Problem to solve ->
Copy out all the lines where "this" shows up.

--- BEGIN ---

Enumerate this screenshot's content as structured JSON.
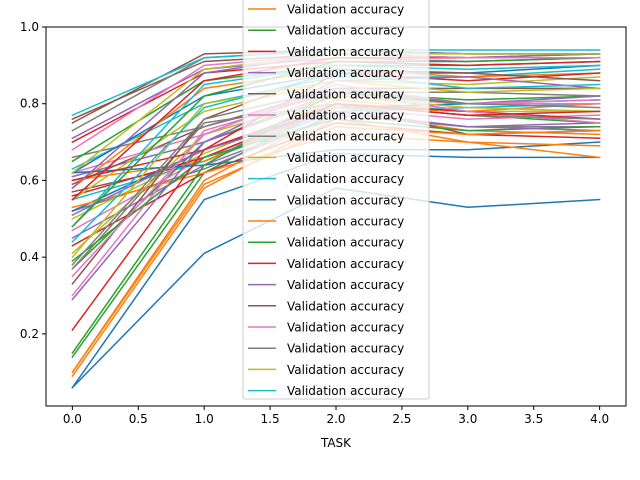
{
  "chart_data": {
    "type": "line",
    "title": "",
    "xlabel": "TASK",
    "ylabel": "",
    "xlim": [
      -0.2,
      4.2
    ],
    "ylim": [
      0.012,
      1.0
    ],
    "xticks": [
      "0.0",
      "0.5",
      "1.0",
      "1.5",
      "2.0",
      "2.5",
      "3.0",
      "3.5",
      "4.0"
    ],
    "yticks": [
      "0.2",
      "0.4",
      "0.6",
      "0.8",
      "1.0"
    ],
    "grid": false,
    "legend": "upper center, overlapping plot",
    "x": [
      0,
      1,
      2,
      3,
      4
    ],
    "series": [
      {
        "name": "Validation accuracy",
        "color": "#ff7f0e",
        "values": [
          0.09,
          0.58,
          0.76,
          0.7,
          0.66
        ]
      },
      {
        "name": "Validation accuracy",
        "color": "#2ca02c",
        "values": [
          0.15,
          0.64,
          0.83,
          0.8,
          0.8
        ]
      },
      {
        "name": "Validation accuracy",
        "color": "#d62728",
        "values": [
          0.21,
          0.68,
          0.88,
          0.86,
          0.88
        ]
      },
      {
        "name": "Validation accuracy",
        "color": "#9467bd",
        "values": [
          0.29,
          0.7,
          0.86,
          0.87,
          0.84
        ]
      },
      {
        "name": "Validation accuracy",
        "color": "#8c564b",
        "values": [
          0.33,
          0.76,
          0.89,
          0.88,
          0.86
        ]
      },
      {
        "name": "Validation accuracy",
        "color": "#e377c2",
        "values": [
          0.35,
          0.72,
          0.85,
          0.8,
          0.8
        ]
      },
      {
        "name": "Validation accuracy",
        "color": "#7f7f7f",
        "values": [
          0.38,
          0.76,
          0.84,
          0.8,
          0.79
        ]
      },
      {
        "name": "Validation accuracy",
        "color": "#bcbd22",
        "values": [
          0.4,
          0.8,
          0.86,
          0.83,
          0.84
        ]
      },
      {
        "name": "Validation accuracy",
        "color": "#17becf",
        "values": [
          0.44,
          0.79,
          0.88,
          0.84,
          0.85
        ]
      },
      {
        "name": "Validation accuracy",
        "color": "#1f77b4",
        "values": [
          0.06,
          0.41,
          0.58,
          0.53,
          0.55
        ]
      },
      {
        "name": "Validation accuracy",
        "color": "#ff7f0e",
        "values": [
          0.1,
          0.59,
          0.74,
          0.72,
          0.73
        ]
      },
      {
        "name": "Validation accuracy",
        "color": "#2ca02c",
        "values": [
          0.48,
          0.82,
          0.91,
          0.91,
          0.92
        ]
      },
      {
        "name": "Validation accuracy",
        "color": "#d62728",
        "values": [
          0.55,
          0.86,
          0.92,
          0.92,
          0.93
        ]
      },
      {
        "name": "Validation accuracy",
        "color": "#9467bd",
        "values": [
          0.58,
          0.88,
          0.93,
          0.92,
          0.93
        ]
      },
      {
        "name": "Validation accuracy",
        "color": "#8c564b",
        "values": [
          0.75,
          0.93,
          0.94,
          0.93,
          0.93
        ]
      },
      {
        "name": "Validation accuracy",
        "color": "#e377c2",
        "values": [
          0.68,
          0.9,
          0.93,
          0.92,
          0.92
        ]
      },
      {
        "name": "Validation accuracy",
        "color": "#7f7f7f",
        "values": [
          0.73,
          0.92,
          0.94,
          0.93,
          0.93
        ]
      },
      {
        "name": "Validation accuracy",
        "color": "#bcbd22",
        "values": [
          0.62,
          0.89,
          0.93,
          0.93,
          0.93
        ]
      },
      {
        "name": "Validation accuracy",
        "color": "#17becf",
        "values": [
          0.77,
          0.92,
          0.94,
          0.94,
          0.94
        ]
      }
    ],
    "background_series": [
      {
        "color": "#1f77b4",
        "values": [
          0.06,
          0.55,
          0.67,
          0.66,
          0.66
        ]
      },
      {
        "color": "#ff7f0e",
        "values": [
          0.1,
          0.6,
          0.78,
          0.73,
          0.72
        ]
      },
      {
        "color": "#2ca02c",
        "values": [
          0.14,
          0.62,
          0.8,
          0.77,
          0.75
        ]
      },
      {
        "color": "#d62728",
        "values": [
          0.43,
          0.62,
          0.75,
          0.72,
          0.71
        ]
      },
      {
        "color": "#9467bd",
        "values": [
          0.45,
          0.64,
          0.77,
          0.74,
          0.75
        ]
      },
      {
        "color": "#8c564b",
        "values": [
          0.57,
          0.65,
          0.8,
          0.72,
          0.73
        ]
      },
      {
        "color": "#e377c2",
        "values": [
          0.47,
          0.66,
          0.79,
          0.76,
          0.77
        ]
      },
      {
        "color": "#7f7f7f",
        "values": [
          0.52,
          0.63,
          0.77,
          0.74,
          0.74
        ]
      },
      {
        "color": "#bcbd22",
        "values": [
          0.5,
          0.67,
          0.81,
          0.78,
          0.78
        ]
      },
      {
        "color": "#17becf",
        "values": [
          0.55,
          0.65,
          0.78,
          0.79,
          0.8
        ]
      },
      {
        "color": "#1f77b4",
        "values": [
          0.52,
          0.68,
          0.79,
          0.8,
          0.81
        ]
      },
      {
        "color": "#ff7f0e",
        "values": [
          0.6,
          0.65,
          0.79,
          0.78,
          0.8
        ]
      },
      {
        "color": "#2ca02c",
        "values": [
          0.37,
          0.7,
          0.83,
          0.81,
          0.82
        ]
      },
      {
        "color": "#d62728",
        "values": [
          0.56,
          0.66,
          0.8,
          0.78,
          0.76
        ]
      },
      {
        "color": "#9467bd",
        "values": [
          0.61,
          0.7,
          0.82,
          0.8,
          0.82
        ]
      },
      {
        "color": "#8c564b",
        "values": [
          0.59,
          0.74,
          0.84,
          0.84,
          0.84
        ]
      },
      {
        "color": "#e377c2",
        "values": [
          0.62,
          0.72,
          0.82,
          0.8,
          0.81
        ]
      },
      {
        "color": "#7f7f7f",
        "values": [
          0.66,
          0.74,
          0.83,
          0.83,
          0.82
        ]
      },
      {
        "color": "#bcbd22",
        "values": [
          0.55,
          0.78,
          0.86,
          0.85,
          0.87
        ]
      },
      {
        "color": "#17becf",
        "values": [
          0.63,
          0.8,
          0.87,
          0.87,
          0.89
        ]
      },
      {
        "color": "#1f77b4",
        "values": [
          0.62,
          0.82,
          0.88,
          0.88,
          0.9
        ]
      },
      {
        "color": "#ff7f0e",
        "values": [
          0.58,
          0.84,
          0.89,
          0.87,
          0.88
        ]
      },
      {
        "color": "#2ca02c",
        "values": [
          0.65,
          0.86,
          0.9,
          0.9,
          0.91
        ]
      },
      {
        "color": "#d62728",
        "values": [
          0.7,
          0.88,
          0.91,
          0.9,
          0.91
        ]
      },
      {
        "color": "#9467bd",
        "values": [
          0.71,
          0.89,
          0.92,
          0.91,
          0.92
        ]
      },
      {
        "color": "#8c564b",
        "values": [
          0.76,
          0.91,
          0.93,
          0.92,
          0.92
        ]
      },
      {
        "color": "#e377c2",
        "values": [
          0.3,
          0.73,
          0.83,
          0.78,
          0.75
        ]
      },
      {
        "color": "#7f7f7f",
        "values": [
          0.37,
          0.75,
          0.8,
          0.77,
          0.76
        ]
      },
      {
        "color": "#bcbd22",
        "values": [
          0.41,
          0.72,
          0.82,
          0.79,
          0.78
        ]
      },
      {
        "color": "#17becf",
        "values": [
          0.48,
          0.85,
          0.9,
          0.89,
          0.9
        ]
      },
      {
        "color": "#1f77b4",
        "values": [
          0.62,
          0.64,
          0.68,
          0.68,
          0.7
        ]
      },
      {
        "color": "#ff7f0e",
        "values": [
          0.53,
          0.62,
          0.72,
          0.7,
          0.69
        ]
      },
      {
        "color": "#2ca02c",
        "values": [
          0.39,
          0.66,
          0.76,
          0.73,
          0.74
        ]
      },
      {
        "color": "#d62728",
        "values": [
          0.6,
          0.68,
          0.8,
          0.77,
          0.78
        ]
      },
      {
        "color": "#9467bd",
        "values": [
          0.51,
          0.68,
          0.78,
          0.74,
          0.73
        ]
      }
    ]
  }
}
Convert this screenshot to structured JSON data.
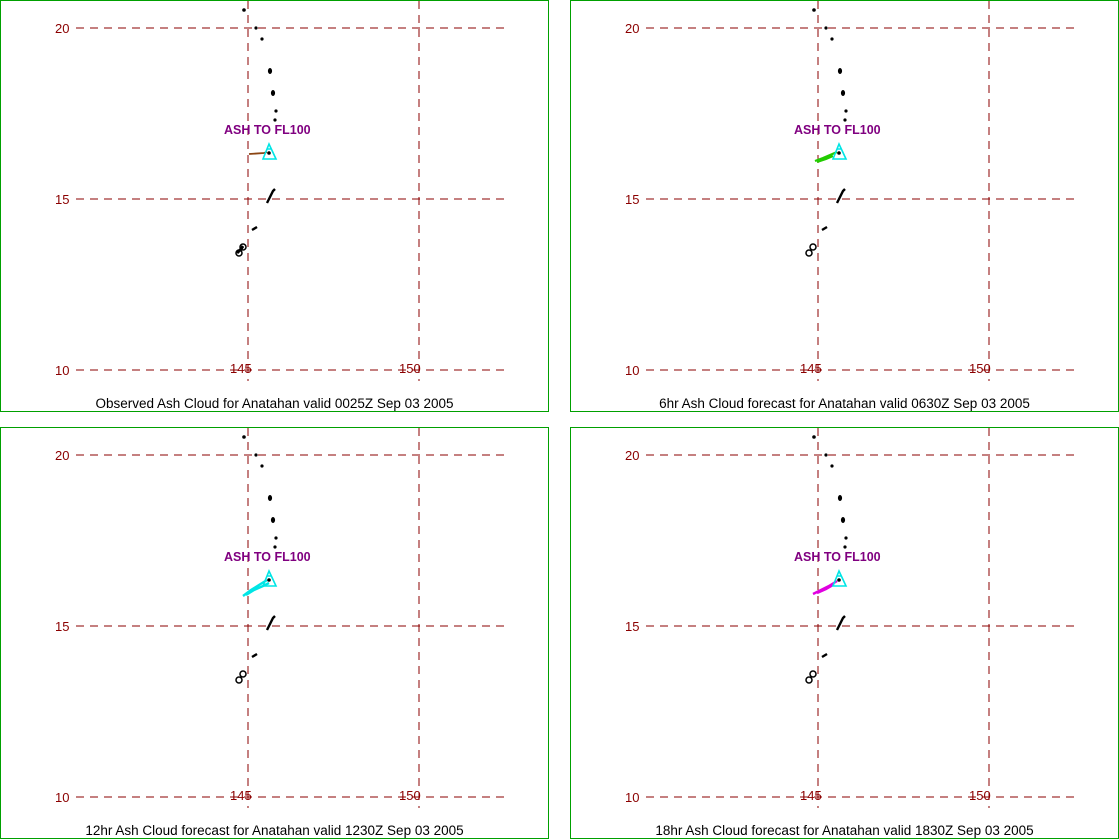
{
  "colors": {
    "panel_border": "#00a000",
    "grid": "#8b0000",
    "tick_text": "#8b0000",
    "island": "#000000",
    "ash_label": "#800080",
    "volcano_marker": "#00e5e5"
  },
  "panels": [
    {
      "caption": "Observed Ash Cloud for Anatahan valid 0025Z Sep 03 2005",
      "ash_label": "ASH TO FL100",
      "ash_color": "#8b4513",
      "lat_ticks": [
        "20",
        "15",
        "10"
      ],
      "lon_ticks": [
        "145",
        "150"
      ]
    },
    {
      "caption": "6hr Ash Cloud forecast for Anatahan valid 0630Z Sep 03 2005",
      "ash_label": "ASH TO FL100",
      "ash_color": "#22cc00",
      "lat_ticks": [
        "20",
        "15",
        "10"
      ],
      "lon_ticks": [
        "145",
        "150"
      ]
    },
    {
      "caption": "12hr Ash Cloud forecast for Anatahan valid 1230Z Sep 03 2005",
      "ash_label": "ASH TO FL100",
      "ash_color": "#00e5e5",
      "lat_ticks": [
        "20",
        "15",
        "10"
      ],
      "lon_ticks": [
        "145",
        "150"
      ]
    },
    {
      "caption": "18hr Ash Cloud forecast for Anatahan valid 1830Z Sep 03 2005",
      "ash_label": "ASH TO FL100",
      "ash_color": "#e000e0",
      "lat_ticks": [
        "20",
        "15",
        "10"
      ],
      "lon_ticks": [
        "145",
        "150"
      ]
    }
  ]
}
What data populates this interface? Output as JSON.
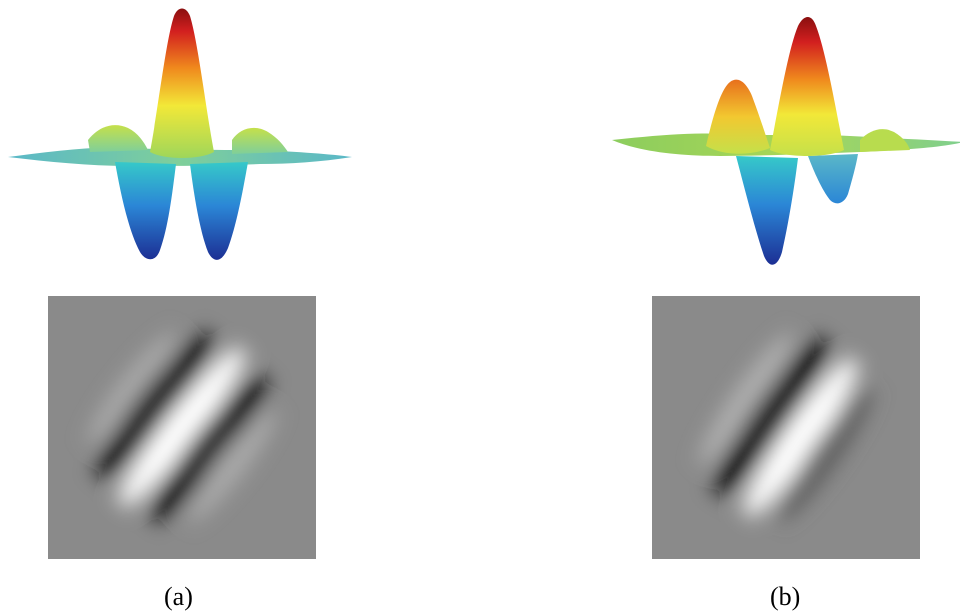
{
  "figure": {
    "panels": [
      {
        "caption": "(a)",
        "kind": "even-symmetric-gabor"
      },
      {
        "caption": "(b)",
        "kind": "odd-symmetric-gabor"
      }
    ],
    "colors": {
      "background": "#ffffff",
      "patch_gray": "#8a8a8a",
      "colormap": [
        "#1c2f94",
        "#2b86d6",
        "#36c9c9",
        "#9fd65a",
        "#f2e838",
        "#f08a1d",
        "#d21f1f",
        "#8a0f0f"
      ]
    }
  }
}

--- END ---

Written answer ->
Enumerate this screenshot's content as structured JSON.
Convert this screenshot to structured JSON data.
What data populates this interface? Output as JSON.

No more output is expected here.